MATERIAL FOR THIS EXERCISE =
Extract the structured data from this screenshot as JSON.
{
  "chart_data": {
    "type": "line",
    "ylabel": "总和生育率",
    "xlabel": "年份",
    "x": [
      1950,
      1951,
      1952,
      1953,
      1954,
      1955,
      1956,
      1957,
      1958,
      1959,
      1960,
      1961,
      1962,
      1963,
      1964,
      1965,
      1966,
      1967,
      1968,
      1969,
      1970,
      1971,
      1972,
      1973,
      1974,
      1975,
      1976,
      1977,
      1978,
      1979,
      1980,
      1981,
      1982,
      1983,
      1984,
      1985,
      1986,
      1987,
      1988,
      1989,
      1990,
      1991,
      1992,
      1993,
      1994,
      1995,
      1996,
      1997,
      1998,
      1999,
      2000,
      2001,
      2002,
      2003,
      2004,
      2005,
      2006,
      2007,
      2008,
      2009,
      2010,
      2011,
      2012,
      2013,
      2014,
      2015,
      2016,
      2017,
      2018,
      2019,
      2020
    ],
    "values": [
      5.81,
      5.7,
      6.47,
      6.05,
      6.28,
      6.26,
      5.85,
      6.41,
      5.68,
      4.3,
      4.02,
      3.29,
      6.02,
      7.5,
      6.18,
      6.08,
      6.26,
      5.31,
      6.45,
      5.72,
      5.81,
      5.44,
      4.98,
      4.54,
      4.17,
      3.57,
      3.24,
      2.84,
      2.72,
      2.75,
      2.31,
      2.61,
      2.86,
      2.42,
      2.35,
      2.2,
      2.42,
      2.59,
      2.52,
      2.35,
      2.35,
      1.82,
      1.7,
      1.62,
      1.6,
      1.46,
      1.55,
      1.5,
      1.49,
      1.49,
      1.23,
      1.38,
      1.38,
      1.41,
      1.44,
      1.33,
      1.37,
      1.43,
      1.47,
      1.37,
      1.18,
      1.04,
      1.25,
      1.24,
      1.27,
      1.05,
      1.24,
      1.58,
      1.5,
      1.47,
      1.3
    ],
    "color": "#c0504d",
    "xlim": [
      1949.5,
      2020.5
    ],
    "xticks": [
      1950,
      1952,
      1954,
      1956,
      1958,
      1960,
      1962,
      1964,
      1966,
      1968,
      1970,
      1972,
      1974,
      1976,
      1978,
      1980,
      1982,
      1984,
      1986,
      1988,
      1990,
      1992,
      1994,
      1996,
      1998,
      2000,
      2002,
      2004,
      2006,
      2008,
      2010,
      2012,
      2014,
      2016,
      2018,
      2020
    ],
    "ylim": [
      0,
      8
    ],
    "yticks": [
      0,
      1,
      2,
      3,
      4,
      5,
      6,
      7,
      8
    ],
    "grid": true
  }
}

WORK TO COMPLETE = Copy out each line above, character for character.

EXERCISE RESPONSE =
Extract the structured data from this screenshot as JSON.
{
  "chart_data": {
    "type": "line",
    "ylabel": "总和生育率",
    "xlabel": "年份",
    "x": [
      1950,
      1951,
      1952,
      1953,
      1954,
      1955,
      1956,
      1957,
      1958,
      1959,
      1960,
      1961,
      1962,
      1963,
      1964,
      1965,
      1966,
      1967,
      1968,
      1969,
      1970,
      1971,
      1972,
      1973,
      1974,
      1975,
      1976,
      1977,
      1978,
      1979,
      1980,
      1981,
      1982,
      1983,
      1984,
      1985,
      1986,
      1987,
      1988,
      1989,
      1990,
      1991,
      1992,
      1993,
      1994,
      1995,
      1996,
      1997,
      1998,
      1999,
      2000,
      2001,
      2002,
      2003,
      2004,
      2005,
      2006,
      2007,
      2008,
      2009,
      2010,
      2011,
      2012,
      2013,
      2014,
      2015,
      2016,
      2017,
      2018,
      2019,
      2020
    ],
    "values": [
      5.81,
      5.7,
      6.47,
      6.05,
      6.28,
      6.26,
      5.85,
      6.41,
      5.68,
      4.3,
      4.02,
      3.29,
      6.02,
      7.5,
      6.18,
      6.08,
      6.26,
      5.31,
      6.45,
      5.72,
      5.81,
      5.44,
      4.98,
      4.54,
      4.17,
      3.57,
      3.24,
      2.84,
      2.72,
      2.75,
      2.31,
      2.61,
      2.86,
      2.42,
      2.35,
      2.2,
      2.42,
      2.59,
      2.52,
      2.35,
      2.35,
      1.82,
      1.7,
      1.62,
      1.6,
      1.46,
      1.55,
      1.5,
      1.49,
      1.49,
      1.23,
      1.38,
      1.38,
      1.41,
      1.44,
      1.33,
      1.37,
      1.43,
      1.47,
      1.37,
      1.18,
      1.04,
      1.25,
      1.24,
      1.27,
      1.05,
      1.24,
      1.58,
      1.5,
      1.47,
      1.3
    ],
    "color": "#c0504d",
    "xlim": [
      1949.5,
      2020.5
    ],
    "xticks": [
      1950,
      1952,
      1954,
      1956,
      1958,
      1960,
      1962,
      1964,
      1966,
      1968,
      1970,
      1972,
      1974,
      1976,
      1978,
      1980,
      1982,
      1984,
      1986,
      1988,
      1990,
      1992,
      1994,
      1996,
      1998,
      2000,
      2002,
      2004,
      2006,
      2008,
      2010,
      2012,
      2014,
      2016,
      2018,
      2020
    ],
    "ylim": [
      0,
      8
    ],
    "yticks": [
      0,
      1,
      2,
      3,
      4,
      5,
      6,
      7,
      8
    ],
    "grid": true
  }
}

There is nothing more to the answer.